=== Requisitos das tarefas ===
1 – Traduza para inglês esta frase da publicação de Natal: "Por isso, neste Natal estou envolvida por um espírito de verdadeira ternura, amizade e amor pelos meus."
2 – Responda a estas perguntas com base na publicação de Natal:
(a) Em que data foi publicada?
(b) Onde passou a autora metade da semana, e porquê?
(c) A quem quis dar uma prendinha?

Fonte da imagem: Be Mused Art

sexta-feira, 23 de dezembro de 2011

Feliz Natal



Fui finalmente tomada pelo espírito natalício.
Ainda não me tinha atingido, pois passei metade desta semana de cama a recuperar de uma grandessíssima gripe.

Na verdade, nada do que eu diga neste post é novidade.
A verdade é que o sentimento de negativismo e pessimismo que persiste na nossa sociedade, no nosso dia a dia, faz-nos valorizar as coisas mais pequenas e mais simples. 
As coisas que temos como certas, como a família e os amigos.
Por isso, neste Natal estou envolvida por um espírito de verdadeira ternura, amizade e amor pelos meus.

O facto de ser o primeiro Natal como trabalhadora, fez-me querer dar uma prendinha às crianças, aos avós, aos pais e mana. No entanto, cada vez tenho mais a certeza que daqui para a frente, as prendas serão algo a que daremos cada vez menos importância.

Aqui está o lado "positivo" desta "crise". 
As pessoas aperceberem-se que existe muito mais para além das prendas, das aparências.

=== Excerto dos dados ===
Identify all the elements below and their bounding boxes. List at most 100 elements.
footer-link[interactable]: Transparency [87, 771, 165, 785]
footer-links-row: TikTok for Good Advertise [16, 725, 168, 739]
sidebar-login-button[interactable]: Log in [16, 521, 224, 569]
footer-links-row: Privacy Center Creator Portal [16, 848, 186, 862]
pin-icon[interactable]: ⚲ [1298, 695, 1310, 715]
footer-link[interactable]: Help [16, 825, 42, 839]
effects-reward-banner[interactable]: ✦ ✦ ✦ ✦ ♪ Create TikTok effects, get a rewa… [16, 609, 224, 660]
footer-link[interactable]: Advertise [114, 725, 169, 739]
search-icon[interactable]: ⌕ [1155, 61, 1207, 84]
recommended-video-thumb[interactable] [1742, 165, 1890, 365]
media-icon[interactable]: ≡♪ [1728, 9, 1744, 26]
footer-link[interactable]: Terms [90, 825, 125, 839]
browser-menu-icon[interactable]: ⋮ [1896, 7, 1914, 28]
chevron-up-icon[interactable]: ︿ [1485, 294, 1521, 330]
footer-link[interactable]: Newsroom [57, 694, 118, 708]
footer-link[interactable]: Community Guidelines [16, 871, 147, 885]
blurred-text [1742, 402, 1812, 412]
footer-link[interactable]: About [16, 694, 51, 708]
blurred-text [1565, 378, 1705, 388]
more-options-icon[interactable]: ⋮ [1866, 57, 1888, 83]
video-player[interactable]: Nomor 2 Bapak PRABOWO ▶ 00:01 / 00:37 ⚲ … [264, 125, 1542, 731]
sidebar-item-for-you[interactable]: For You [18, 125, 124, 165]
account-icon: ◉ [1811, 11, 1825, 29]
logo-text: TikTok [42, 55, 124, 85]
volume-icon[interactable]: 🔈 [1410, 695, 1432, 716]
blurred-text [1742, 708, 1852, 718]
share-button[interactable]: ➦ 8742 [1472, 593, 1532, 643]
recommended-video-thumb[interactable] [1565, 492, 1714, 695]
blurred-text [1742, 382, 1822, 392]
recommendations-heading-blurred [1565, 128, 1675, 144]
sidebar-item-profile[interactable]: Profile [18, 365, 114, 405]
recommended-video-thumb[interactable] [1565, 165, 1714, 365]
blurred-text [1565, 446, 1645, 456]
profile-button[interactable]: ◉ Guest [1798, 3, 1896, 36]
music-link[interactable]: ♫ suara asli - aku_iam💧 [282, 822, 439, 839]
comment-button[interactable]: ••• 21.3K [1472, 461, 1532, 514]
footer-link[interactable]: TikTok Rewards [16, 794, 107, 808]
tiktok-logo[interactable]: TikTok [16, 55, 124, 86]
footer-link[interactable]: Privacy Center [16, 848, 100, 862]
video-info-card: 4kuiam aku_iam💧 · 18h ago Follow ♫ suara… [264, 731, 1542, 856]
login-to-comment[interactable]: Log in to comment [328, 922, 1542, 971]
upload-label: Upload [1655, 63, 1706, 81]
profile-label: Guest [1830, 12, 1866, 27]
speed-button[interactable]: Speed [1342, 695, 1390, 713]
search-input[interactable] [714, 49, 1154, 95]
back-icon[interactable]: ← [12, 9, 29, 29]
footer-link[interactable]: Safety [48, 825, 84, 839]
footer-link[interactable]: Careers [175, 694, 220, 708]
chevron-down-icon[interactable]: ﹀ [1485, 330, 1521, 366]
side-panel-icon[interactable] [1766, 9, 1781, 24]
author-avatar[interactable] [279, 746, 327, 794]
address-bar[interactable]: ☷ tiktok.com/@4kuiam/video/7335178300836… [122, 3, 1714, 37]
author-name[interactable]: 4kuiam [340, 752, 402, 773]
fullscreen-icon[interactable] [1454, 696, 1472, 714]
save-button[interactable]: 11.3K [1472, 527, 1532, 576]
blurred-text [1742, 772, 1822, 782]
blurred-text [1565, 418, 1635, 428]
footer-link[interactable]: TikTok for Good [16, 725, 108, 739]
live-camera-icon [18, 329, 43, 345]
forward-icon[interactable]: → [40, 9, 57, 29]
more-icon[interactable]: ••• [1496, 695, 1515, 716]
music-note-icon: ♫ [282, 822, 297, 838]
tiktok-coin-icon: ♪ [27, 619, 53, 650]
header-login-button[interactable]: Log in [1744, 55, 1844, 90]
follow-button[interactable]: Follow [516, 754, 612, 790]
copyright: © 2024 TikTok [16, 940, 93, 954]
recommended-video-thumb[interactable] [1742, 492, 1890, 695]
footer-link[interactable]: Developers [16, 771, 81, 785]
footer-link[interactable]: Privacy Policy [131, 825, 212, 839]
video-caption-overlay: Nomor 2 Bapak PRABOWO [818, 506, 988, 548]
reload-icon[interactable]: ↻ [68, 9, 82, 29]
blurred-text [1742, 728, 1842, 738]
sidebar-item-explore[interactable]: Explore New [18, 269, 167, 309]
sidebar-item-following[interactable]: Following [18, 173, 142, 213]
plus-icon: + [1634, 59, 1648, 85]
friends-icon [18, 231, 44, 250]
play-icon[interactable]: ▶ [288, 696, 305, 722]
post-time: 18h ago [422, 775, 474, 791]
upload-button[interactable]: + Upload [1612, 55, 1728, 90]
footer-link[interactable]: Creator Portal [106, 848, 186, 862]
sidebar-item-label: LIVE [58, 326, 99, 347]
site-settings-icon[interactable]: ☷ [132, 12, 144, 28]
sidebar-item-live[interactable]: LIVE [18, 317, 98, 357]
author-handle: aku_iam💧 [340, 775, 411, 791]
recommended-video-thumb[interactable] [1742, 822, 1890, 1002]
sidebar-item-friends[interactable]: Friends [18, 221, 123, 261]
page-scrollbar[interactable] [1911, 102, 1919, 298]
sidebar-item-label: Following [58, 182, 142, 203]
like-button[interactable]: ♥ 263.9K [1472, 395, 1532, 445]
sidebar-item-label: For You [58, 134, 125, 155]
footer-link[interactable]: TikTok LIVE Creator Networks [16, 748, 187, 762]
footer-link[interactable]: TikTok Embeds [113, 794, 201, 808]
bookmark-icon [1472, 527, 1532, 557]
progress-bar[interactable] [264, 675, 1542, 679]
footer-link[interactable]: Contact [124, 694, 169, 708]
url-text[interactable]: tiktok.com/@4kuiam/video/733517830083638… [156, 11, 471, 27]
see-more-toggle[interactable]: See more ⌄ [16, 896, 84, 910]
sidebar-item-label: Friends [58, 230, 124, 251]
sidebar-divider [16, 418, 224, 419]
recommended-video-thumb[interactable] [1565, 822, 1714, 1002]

=== Respostas por tarefa ===
1 – That is why, this Christmas, I am surrounded by a spirit of true tenderness, friendship and love for my loved ones.

2 –
(a) Sexta-feira, 23 de dezembro de 2011.
(b) De cama, a recuperar de uma grandessíssima gripe.
(c) Às crianças, aos avós, aos pais e à mana.